Data entries

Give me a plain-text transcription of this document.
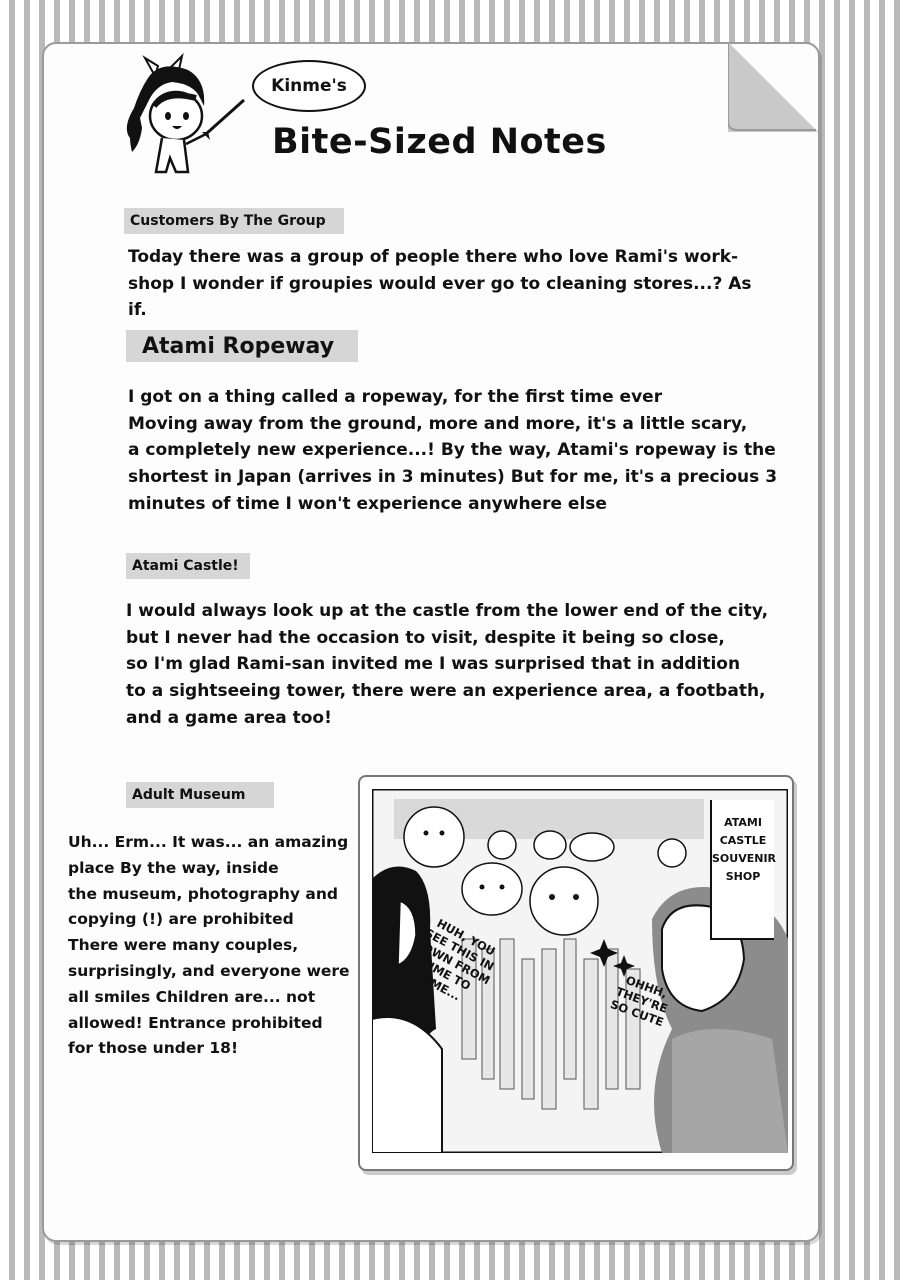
Kinme's
Bite-Sized Notes
Customers By The Group

Today there was a group of people there who love Rami's work-
shop I wonder if groupies would ever go to cleaning stores...? As
if.

Atami Ropeway

I got on a thing called a ropeway, for the first time ever
Moving away from the ground, more and more, it's a little scary,
a completely new experience...! By the way, Atami's ropeway is the
shortest in Japan (arrives in 3 minutes) But for me, it's a precious 3
minutes of time I won't experience anywhere else

Atami Castle!

I would always look up at the castle from the lower end of the city,
but I never had the occasion to visit, despite it being so close,
so I'm glad Rami-san invited me I was surprised that in addition
to a sightseeing tower, there were an experience area, a footbath,
and a game area too!

Adult Museum

Uh... Erm... It was... an amazing
place By the way, inside
the museum, photography and
copying (!) are prohibited
There were many couples,
surprisingly, and everyone were
all smiles Children are... not
allowed! Entrance prohibited
for those under 18!

ATAMI
CASTLE
SOUVENIR
SHOP
HUH, YOU
SEE THIS IN
TOWN FROM
TIME TO
TIME...	OHHH,
THEY'RE
SO CUTE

Task objective :: Output all of the data exactly as it stands, minus any images.

Solution to the exercise ::
Give me a plain-text transcription of this document.
Kinme's
Bite-Sized Notes
Customers By The Group

Today there was a group of people there who love Rami's work-
shop I wonder if groupies would ever go to cleaning stores...? As
if.

Atami Ropeway

I got on a thing called a ropeway, for the first time ever
Moving away from the ground, more and more, it's a little scary,
a completely new experience...! By the way, Atami's ropeway is the
shortest in Japan (arrives in 3 minutes) But for me, it's a precious 3
minutes of time I won't experience anywhere else

Atami Castle!

I would always look up at the castle from the lower end of the city,
but I never had the occasion to visit, despite it being so close,
so I'm glad Rami-san invited me I was surprised that in addition
to a sightseeing tower, there were an experience area, a footbath,
and a game area too!

Adult Museum

Uh... Erm... It was... an amazing
place By the way, inside
the museum, photography and
copying (!) are prohibited
There were many couples,
surprisingly, and everyone were
all smiles Children are... not
allowed! Entrance prohibited
for those under 18!

ATAMI
CASTLE
SOUVENIR
SHOP
HUH, YOU
SEE THIS IN
TOWN FROM
TIME TO
TIME...	OHHH,
THEY'RE
SO CUTE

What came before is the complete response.